#### WRITTEN INSTRUCTION
Within the records that follow, find every line containing the string "Công". Copy those lines.

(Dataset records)
....
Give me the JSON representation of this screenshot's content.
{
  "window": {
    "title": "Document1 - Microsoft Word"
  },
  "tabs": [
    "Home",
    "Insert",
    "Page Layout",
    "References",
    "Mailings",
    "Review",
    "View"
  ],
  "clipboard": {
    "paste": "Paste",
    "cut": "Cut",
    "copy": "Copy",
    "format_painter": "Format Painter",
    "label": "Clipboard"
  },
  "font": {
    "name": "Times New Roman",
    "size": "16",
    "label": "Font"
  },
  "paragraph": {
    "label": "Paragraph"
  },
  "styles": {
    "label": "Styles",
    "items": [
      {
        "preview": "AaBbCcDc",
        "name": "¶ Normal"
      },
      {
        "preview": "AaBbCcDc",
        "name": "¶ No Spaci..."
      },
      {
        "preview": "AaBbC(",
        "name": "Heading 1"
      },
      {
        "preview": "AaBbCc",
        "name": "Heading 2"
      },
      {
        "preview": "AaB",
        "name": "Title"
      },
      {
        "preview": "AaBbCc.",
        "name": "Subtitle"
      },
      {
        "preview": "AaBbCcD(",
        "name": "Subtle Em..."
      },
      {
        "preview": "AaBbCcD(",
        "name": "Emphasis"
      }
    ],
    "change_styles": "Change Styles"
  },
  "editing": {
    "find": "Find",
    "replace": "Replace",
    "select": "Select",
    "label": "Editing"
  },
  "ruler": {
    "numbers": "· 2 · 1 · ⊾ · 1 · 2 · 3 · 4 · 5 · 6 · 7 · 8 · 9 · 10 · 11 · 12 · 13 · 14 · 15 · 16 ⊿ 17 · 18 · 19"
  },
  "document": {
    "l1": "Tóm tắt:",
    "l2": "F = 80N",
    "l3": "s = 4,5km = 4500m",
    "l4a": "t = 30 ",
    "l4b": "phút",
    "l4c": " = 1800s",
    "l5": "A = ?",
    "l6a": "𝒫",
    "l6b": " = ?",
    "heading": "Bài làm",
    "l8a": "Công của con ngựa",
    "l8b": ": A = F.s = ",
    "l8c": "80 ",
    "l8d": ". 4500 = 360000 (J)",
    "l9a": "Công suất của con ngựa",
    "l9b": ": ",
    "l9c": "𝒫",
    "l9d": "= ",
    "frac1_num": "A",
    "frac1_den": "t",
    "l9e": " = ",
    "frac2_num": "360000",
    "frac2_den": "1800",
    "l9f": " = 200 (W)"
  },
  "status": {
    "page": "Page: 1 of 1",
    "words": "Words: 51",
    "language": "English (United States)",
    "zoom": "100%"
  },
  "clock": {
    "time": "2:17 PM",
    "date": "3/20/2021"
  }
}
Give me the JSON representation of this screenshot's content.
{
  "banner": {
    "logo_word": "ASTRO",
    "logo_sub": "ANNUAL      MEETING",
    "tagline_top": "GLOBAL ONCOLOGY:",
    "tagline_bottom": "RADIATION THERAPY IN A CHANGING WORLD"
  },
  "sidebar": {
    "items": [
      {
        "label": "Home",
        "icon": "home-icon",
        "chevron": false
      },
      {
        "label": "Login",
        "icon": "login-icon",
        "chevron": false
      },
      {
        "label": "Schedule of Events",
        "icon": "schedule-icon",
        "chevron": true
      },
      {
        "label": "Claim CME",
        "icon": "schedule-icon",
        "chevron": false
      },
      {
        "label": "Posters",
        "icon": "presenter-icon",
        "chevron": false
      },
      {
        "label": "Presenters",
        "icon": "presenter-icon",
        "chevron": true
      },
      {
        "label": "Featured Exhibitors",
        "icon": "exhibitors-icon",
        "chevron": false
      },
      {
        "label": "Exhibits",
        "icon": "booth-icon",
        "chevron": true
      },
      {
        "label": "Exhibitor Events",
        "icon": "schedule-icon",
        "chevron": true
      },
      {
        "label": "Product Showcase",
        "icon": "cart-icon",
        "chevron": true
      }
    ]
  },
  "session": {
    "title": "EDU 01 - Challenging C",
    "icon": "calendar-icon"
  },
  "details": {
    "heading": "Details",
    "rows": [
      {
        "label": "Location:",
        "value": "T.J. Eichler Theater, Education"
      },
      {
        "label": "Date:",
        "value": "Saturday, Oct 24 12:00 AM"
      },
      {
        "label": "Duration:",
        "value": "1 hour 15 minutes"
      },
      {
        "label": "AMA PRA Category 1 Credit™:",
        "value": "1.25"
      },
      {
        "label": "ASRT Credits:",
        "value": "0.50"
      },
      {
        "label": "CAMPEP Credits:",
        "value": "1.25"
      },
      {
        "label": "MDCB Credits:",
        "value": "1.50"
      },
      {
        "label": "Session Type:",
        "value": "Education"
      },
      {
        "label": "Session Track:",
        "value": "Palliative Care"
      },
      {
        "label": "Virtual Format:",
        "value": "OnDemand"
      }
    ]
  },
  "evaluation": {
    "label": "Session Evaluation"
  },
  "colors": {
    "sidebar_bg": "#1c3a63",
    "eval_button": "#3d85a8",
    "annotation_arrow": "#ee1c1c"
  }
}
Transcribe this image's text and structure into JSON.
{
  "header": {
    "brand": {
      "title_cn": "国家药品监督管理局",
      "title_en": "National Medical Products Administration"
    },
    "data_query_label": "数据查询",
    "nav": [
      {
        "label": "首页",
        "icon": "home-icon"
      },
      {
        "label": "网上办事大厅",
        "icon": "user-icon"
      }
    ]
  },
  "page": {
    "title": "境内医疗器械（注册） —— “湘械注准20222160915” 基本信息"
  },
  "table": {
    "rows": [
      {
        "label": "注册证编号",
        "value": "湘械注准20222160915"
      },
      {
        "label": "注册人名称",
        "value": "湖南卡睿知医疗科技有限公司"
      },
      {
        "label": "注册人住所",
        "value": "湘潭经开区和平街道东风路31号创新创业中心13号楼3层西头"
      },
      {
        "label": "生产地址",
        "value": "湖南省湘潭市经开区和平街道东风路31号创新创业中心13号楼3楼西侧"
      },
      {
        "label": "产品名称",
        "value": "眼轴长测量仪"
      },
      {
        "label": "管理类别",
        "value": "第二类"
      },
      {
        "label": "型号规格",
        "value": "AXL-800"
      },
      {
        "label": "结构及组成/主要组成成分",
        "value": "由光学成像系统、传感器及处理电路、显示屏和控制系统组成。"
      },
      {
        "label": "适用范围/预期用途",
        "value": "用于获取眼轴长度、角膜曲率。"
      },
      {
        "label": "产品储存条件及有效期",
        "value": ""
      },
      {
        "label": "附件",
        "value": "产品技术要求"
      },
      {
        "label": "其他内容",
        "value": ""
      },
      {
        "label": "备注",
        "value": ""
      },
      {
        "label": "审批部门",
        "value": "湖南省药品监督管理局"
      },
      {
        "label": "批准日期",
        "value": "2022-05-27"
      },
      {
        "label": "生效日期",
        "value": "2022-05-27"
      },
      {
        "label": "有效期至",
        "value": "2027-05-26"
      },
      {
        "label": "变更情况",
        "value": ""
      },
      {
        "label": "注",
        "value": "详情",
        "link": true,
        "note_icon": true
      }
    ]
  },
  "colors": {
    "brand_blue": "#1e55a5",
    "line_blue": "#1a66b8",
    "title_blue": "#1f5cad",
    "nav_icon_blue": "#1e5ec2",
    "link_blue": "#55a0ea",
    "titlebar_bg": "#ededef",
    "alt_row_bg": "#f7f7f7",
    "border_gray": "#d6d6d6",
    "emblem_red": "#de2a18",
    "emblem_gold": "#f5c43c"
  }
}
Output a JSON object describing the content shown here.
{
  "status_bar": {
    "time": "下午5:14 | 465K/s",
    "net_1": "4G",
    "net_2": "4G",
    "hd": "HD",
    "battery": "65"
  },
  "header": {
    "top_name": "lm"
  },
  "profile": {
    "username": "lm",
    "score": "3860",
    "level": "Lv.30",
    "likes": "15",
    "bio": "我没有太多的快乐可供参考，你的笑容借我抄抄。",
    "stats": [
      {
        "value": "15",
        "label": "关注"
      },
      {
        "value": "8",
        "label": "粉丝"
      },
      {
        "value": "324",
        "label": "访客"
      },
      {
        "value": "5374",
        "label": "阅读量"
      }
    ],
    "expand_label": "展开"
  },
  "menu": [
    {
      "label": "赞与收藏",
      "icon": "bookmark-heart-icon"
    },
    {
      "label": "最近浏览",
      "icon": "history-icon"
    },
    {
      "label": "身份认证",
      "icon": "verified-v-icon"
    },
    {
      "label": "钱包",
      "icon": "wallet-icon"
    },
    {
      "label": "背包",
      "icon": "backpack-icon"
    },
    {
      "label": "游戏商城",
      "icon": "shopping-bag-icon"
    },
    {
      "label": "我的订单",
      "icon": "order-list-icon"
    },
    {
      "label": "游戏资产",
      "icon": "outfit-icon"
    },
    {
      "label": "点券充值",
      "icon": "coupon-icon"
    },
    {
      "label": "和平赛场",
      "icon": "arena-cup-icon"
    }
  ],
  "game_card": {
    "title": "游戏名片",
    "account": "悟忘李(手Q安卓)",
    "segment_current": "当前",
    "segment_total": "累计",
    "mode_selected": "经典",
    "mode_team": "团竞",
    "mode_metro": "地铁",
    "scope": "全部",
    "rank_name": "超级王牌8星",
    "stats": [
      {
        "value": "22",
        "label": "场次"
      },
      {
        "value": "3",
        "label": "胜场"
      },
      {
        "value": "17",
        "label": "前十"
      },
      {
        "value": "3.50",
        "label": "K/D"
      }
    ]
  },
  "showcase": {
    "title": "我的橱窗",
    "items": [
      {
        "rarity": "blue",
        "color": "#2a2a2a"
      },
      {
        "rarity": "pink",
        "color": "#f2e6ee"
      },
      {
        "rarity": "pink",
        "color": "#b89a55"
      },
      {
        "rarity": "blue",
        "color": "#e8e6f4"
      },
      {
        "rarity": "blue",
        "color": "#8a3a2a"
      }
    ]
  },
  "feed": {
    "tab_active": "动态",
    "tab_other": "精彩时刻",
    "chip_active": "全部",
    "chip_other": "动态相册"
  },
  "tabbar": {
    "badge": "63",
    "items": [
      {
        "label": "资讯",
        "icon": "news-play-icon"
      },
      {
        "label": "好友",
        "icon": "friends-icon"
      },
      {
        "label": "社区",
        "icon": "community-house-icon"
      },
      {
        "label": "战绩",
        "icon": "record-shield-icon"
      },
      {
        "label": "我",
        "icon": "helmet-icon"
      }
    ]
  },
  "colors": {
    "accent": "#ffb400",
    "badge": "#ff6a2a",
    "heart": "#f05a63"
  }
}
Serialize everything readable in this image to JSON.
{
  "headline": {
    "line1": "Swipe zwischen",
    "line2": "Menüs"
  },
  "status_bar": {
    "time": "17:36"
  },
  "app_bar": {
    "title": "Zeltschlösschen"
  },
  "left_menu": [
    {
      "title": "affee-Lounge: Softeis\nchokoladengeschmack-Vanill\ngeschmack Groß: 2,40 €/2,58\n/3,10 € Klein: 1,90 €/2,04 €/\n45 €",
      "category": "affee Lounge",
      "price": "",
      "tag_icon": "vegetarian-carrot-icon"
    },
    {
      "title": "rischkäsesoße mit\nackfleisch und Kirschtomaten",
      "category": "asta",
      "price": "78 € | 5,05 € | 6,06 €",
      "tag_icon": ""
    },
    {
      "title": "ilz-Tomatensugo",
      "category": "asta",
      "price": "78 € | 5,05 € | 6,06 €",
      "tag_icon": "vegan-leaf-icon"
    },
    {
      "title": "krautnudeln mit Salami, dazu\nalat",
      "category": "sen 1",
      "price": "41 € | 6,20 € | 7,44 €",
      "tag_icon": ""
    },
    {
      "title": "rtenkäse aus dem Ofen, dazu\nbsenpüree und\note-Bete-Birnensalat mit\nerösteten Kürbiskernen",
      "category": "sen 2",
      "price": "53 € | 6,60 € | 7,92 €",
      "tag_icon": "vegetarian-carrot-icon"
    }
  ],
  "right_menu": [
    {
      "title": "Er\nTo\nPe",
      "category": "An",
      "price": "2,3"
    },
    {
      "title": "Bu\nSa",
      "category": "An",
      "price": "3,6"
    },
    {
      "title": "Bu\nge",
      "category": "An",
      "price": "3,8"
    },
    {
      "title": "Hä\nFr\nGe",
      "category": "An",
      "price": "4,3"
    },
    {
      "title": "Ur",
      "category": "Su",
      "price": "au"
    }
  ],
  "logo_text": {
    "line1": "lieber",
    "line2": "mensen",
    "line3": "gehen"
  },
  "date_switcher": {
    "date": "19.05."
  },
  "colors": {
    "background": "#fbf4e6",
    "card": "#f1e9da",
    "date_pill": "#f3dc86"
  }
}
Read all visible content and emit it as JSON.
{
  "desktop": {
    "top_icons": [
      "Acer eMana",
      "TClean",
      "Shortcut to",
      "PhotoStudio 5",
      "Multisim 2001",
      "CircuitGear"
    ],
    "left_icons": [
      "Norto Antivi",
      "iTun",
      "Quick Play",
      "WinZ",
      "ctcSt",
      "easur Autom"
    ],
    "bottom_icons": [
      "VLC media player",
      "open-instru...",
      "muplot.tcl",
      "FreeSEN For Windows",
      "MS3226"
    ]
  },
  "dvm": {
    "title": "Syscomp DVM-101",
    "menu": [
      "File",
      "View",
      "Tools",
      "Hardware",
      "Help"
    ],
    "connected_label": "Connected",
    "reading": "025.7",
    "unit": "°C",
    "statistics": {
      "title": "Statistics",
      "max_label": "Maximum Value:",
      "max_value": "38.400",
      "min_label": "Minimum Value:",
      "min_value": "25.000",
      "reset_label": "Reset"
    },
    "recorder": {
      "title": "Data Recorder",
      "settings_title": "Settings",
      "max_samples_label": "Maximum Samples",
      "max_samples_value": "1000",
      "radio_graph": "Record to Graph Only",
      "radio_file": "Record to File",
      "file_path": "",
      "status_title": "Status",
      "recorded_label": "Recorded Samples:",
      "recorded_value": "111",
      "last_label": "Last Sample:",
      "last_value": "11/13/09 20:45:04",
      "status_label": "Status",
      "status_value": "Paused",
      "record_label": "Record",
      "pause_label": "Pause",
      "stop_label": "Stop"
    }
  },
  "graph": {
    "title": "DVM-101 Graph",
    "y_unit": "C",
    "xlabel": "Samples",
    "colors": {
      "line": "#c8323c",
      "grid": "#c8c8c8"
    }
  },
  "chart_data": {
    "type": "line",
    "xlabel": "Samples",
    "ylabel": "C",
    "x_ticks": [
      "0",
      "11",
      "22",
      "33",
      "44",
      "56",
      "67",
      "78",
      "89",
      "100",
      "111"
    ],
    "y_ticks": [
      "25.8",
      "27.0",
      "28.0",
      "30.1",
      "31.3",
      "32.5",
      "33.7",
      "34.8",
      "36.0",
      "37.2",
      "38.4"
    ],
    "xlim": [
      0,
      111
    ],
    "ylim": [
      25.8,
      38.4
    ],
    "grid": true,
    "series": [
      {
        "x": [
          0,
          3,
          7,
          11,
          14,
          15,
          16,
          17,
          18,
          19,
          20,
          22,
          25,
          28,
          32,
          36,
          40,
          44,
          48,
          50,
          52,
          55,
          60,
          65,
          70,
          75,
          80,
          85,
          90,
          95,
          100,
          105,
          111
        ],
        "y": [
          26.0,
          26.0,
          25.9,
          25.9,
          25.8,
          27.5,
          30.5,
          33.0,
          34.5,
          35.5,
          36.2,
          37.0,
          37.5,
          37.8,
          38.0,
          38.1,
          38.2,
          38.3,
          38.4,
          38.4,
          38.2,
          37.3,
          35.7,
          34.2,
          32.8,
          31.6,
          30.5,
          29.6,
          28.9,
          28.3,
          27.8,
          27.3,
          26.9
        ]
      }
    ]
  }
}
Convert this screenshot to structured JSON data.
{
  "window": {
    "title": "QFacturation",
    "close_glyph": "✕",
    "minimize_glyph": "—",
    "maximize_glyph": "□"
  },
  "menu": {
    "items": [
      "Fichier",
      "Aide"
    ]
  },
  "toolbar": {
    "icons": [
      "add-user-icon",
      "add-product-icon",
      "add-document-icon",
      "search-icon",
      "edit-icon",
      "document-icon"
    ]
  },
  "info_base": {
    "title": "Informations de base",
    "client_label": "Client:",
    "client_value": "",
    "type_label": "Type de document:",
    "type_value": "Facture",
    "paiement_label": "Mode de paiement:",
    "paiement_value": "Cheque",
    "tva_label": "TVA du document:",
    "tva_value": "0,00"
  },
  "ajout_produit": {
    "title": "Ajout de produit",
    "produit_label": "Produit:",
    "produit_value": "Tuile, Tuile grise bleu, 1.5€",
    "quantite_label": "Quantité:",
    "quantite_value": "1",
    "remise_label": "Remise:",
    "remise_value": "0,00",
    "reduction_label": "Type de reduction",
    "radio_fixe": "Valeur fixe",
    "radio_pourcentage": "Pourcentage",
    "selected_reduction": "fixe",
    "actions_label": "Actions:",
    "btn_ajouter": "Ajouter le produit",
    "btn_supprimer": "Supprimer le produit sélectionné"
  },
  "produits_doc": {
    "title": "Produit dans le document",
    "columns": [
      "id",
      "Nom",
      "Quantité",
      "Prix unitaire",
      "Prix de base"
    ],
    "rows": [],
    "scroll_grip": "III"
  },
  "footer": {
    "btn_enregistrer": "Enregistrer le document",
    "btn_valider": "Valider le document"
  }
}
....
#### REPLY
    "l8a": "Công của con ngựa",
    "l9a": "Công suất của con ngựa",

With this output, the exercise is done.